TASK BRIEF ->
From the entries below, copy out every line with "liquidity" in it.
— Start RECORDED DATA —
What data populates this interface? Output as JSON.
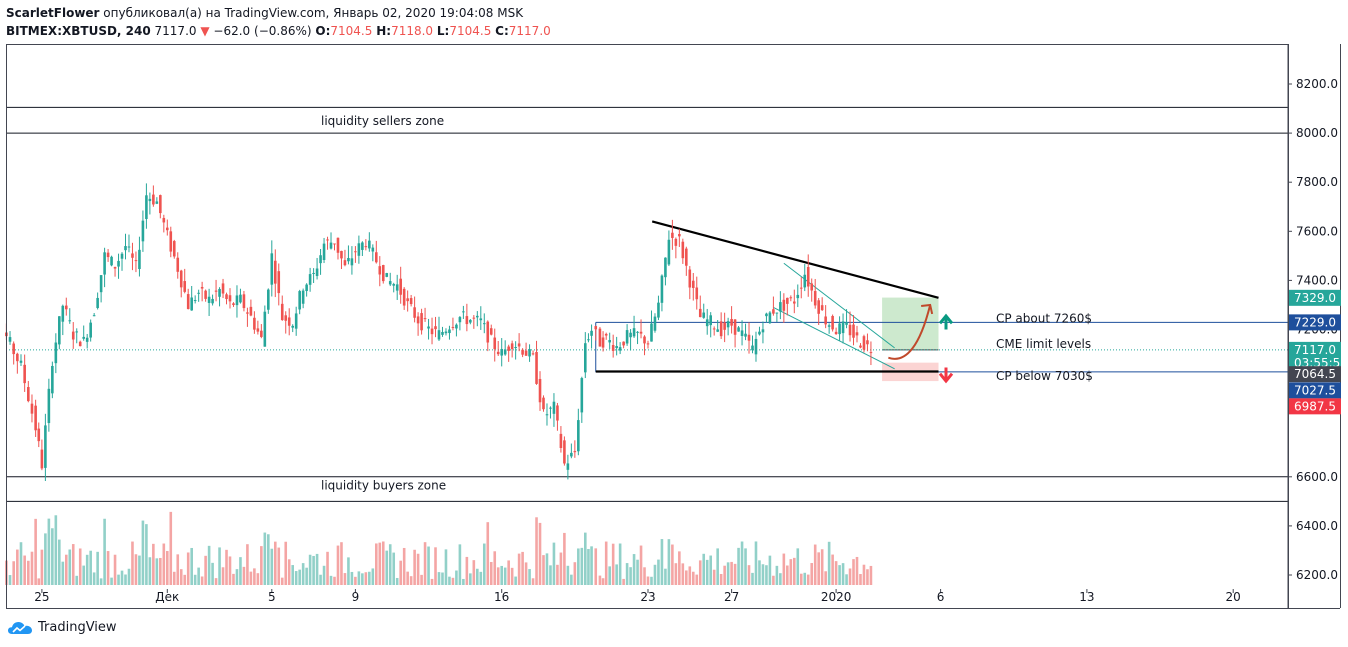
{
  "header": {
    "author": "ScarletFlower",
    "published_text": "опубликовал(а) на TradingView.com, Январь 02, 2020 19:04:08 MSK",
    "symbol": "BITMEX:XBTUSD, 240",
    "last": "7117.0",
    "change": "−62.0 (−0.86%)",
    "o_label": "O:",
    "o": "7104.5",
    "h_label": "H:",
    "h": "7118.0",
    "l_label": "L:",
    "l": "7104.5",
    "c_label": "C:",
    "c": "7117.0"
  },
  "footer": {
    "brand": "TradingView"
  },
  "chart_data": {
    "type": "candlestick",
    "ylim": [
      6170,
      8330
    ],
    "y_ticks": [
      {
        "value": 8200,
        "label": "8200.0"
      },
      {
        "value": 8000,
        "label": "8000.0"
      },
      {
        "value": 7800,
        "label": "7800.0"
      },
      {
        "value": 7600,
        "label": "7600.0"
      },
      {
        "value": 7400,
        "label": "7400.0"
      },
      {
        "value": 7200,
        "label": "7200.0"
      },
      {
        "value": 6600,
        "label": "6600.0"
      },
      {
        "value": 6400,
        "label": "6400.0"
      },
      {
        "value": 6200,
        "label": "6200.0"
      }
    ],
    "x_ticks": [
      {
        "day": -7,
        "label": "25"
      },
      {
        "day": -1,
        "label": "Дек"
      },
      {
        "day": 4,
        "label": "5"
      },
      {
        "day": 8,
        "label": "9"
      },
      {
        "day": 15,
        "label": "16"
      },
      {
        "day": 22,
        "label": "23"
      },
      {
        "day": 26,
        "label": "27"
      },
      {
        "day": 31,
        "label": "2020"
      },
      {
        "day": 36,
        "label": "6"
      },
      {
        "day": 43,
        "label": "13"
      },
      {
        "day": 50,
        "label": "20"
      }
    ],
    "close_series": [
      {
        "day": -10,
        "close": 7200
      },
      {
        "day": -9.3,
        "close": 7260
      },
      {
        "day": -8.7,
        "close": 7170
      },
      {
        "day": -8,
        "close": 7050
      },
      {
        "day": -7.3,
        "close": 6800
      },
      {
        "day": -7,
        "close": 6650
      },
      {
        "day": -6.5,
        "close": 7080
      },
      {
        "day": -6,
        "close": 7300
      },
      {
        "day": -5.5,
        "close": 7180
      },
      {
        "day": -5,
        "close": 7150
      },
      {
        "day": -4.5,
        "close": 7280
      },
      {
        "day": -4,
        "close": 7500
      },
      {
        "day": -3.5,
        "close": 7460
      },
      {
        "day": -3,
        "close": 7540
      },
      {
        "day": -2.5,
        "close": 7450
      },
      {
        "day": -2,
        "close": 7750
      },
      {
        "day": -1.5,
        "close": 7720
      },
      {
        "day": -1,
        "close": 7580
      },
      {
        "day": -0.5,
        "close": 7450
      },
      {
        "day": 0,
        "close": 7300
      },
      {
        "day": 0.5,
        "close": 7350
      },
      {
        "day": 1,
        "close": 7320
      },
      {
        "day": 1.5,
        "close": 7360
      },
      {
        "day": 2,
        "close": 7300
      },
      {
        "day": 2.5,
        "close": 7320
      },
      {
        "day": 3,
        "close": 7250
      },
      {
        "day": 3.5,
        "close": 7160
      },
      {
        "day": 4,
        "close": 7500
      },
      {
        "day": 4.5,
        "close": 7250
      },
      {
        "day": 5,
        "close": 7230
      },
      {
        "day": 5.5,
        "close": 7380
      },
      {
        "day": 6,
        "close": 7420
      },
      {
        "day": 6.5,
        "close": 7550
      },
      {
        "day": 7,
        "close": 7560
      },
      {
        "day": 7.5,
        "close": 7450
      },
      {
        "day": 8,
        "close": 7520
      },
      {
        "day": 8.5,
        "close": 7560
      },
      {
        "day": 9,
        "close": 7480
      },
      {
        "day": 9.5,
        "close": 7400
      },
      {
        "day": 10,
        "close": 7380
      },
      {
        "day": 10.5,
        "close": 7300
      },
      {
        "day": 11,
        "close": 7240
      },
      {
        "day": 11.5,
        "close": 7200
      },
      {
        "day": 12,
        "close": 7180
      },
      {
        "day": 12.5,
        "close": 7220
      },
      {
        "day": 13,
        "close": 7250
      },
      {
        "day": 13.5,
        "close": 7240
      },
      {
        "day": 14,
        "close": 7230
      },
      {
        "day": 14.5,
        "close": 7150
      },
      {
        "day": 15,
        "close": 7100
      },
      {
        "day": 15.5,
        "close": 7150
      },
      {
        "day": 16,
        "close": 7120
      },
      {
        "day": 16.5,
        "close": 7080
      },
      {
        "day": 17,
        "close": 6850
      },
      {
        "day": 17.5,
        "close": 6880
      },
      {
        "day": 18,
        "close": 6650
      },
      {
        "day": 18.5,
        "close": 6700
      },
      {
        "day": 19,
        "close": 7150
      },
      {
        "day": 19.3,
        "close": 7200
      },
      {
        "day": 19.7,
        "close": 7150
      },
      {
        "day": 20,
        "close": 7160
      },
      {
        "day": 20.5,
        "close": 7130
      },
      {
        "day": 21,
        "close": 7170
      },
      {
        "day": 21.5,
        "close": 7180
      },
      {
        "day": 22,
        "close": 7150
      },
      {
        "day": 22.5,
        "close": 7300
      },
      {
        "day": 23,
        "close": 7580
      },
      {
        "day": 23.5,
        "close": 7560
      },
      {
        "day": 24,
        "close": 7400
      },
      {
        "day": 24.5,
        "close": 7250
      },
      {
        "day": 25,
        "close": 7230
      },
      {
        "day": 25.5,
        "close": 7200
      },
      {
        "day": 26,
        "close": 7220
      },
      {
        "day": 26.5,
        "close": 7180
      },
      {
        "day": 27,
        "close": 7120
      },
      {
        "day": 27.5,
        "close": 7230
      },
      {
        "day": 28,
        "close": 7280
      },
      {
        "day": 28.5,
        "close": 7300
      },
      {
        "day": 29,
        "close": 7320
      },
      {
        "day": 29.5,
        "close": 7430
      },
      {
        "day": 30,
        "close": 7320
      },
      {
        "day": 30.5,
        "close": 7240
      },
      {
        "day": 31,
        "close": 7200
      },
      {
        "day": 31.5,
        "close": 7210
      },
      {
        "day": 32,
        "close": 7160
      },
      {
        "day": 32.5,
        "close": 7130
      },
      {
        "day": 33,
        "close": 7117
      }
    ],
    "lines": {
      "sellers_zone_top": 8105,
      "sellers_zone_bottom": 8000,
      "buyers_zone_top": 6600,
      "buyers_zone_bottom": 6500,
      "cme_upper": 7229,
      "cme_lower": 7027.5,
      "resistance_from": {
        "day": 22.2,
        "price": 7640
      },
      "resistance_to": {
        "day": 35.9,
        "price": 7329
      },
      "support_from": {
        "day": 19.5,
        "price": 7029
      },
      "support_to": {
        "day": 35.9,
        "price": 7029
      }
    },
    "boxes": {
      "target": {
        "day_from": 33.2,
        "day_to": 35.9,
        "price_from": 7115,
        "price_to": 7330
      },
      "stop": {
        "day_from": 33.2,
        "day_to": 35.9,
        "price_from": 6990,
        "price_to": 7065
      }
    },
    "annotations": {
      "sellers_zone": "liquidity sellers zone",
      "buyers_zone": "liquidity buyers zone",
      "cp_about": "CP about 7260$",
      "cme_levels": "CME limit levels",
      "cp_below": "CP below 7030$"
    },
    "price_tags": [
      {
        "value": "7329.0",
        "price": 7329,
        "color": "#26a69a"
      },
      {
        "value": "7229.0",
        "price": 7229,
        "color": "#1e4f9c"
      },
      {
        "value": "7117.0",
        "price": 7117,
        "color": "#26a69a"
      },
      {
        "value": "03:55:52",
        "price": 7064,
        "color": "#26a69a"
      },
      {
        "value": "7064.5",
        "price": 7018,
        "color": "#434651"
      },
      {
        "value": "7027.5",
        "price": 6952,
        "color": "#1e4f9c"
      },
      {
        "value": "6987.5",
        "price": 6887,
        "color": "#f23645"
      }
    ],
    "colors": {
      "up": "#26a69a",
      "down": "#ef5350",
      "vol_up": "#91d0c8",
      "vol_down": "#f4a5a4"
    }
  }
}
— End RECORDED DATA —
THE REPLY ->
      "sellers_zone": "liquidity sellers zone",
      "buyers_zone": "liquidity buyers zone",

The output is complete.